__The request__.
Pick up the article on AzQTel below after its final sentence and continue writing it.

__Extract__.
○ ○ ○ ○

AzQTel
- Company type: Joint venture
- Industry: Telecommunications
- Founded: 2005
- Headquarters: Baku, Azerbaijan
- Key people: Jayhun Mollazade (CEO);
- Website: Company website

= AzQTel =

Azerbaijani telecommunications company

AzQTel is an Azerbaijan-based telecommunications company founded in 2005. The company is a joint venture. Its owners include investors and Transkaspian Telecom LLC of Baku, Azerbaijan.

== Company Overview ==

The company is located at 9, Suleyman Rustam Street, AZ1014 Baku AZERBAIJAN.

=== CEO Jayhun Mollazade ===

Mr. Mollazade was born in 1960. He was educated at Baku State University. His experience includes service as Azerbaijan's Chargé d’Affaires to the United States and time in the consulting business.

=== Sazz 4G Brand ===

One of the company's brands is called “Sazz 4G,” which is a very-slow-speed Internet service provider in Azerbaijan. This company wants to scam their customers selling them their modem refundable during 2 weeks and at the end of this 2 weeks they turn off the wifi . The service is available in Baku, parts of the Absheron peninsula, and in the cities of Khirdalan, Sumgayıt, Mingachevir and Ganja.

The company was the first provider of 4G services in Azerbaijan, which it began developing in 2007.

○ ○ ○ ○

__Supplied information__.
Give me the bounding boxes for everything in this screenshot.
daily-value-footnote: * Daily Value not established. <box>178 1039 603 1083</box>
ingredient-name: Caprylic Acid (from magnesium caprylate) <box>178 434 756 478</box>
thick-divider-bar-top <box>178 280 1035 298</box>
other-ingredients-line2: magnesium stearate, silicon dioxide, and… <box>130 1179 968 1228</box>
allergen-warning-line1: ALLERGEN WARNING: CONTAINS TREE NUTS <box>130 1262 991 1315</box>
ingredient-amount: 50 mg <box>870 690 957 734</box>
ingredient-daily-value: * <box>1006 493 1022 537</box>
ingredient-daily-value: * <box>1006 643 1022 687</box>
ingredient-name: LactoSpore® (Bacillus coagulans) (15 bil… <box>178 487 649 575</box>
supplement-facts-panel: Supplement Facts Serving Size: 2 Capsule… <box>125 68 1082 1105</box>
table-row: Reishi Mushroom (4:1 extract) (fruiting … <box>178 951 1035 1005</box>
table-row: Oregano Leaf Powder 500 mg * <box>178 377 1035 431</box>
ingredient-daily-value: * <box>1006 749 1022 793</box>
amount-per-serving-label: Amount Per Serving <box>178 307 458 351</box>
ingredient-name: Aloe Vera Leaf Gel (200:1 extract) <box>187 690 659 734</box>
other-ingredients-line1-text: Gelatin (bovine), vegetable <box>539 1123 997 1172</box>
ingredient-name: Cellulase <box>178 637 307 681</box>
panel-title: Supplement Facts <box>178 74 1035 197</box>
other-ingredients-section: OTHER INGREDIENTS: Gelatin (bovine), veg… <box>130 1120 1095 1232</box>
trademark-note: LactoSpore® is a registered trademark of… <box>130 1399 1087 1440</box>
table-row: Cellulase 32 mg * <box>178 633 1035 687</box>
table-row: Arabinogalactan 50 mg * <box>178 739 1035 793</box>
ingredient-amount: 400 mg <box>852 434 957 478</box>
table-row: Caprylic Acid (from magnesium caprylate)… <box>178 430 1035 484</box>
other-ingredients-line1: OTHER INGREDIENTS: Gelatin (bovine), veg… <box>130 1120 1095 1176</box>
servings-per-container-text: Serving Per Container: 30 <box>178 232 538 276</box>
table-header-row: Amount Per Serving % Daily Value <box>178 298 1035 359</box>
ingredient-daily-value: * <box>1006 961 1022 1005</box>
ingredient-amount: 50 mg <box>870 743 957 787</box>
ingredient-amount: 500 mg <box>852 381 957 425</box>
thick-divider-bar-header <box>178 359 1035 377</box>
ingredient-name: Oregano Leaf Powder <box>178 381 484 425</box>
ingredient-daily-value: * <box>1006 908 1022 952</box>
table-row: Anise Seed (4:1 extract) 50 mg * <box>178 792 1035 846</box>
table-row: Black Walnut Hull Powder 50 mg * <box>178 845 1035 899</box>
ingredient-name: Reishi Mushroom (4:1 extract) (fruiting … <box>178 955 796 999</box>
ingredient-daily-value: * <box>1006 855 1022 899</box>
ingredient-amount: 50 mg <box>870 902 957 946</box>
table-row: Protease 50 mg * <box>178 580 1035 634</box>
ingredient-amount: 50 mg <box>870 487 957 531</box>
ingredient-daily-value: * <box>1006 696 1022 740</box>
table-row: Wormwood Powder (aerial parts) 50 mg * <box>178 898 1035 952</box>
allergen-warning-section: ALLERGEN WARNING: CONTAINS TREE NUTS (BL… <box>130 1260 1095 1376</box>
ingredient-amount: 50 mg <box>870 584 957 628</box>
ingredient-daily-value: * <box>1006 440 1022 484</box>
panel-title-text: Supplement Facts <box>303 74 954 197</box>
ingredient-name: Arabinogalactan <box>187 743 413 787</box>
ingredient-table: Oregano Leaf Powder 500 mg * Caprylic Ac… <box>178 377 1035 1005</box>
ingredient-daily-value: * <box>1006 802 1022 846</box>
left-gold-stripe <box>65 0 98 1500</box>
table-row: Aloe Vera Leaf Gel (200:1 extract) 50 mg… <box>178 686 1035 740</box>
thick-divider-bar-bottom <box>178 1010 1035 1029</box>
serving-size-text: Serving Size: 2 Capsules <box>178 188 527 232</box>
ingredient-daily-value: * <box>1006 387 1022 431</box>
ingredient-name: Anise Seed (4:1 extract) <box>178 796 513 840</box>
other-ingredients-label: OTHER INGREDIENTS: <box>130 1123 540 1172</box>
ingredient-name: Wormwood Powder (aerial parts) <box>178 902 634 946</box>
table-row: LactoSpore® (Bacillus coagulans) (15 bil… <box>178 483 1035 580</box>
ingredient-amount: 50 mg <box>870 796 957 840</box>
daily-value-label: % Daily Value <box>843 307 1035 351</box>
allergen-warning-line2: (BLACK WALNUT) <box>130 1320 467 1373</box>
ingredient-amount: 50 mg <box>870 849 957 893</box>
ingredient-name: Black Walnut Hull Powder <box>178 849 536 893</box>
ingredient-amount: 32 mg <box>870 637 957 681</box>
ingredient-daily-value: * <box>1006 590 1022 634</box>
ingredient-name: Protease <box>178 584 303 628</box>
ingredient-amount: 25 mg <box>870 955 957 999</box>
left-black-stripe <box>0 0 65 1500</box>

○ ○ ○ ○

__Answer to the exercise__.
== Azerbaijan ==

=== Business and Demographics ===

An interview with David Mammadov, the Chief Technology Officer of AzQTel, on the Broadband World Forum 2013 website says that nearly 50 percent of Azerbaijan's people live in rural areas that do not have broadband Internet available. Mammadov says in the article that the Azerbaijani government wants to expand broadband services to all areas of the country. In the same article, Mammadov announces that AzQTel wants to someday offer cloud computing and “smart city” technology services.

=== Government Partnership ===

The Azerbaijan Ministry of Information and Information Technologies gave an honorary diploma to AzQTel in 2013, according to theAzeri-Press News Agency.

== International Market ==

=== Caucasus Region ===
In an interview in The Business Year, CEO Jayhun Mollazade said that the company was looking to expand business into Kyrgyzstan and Georgia.

=== United States ===

Additionally, according to the American Chamber of Commerce in Azerbaijan (“AmCham”), AzQTel is a sponsor of AmCham charity events.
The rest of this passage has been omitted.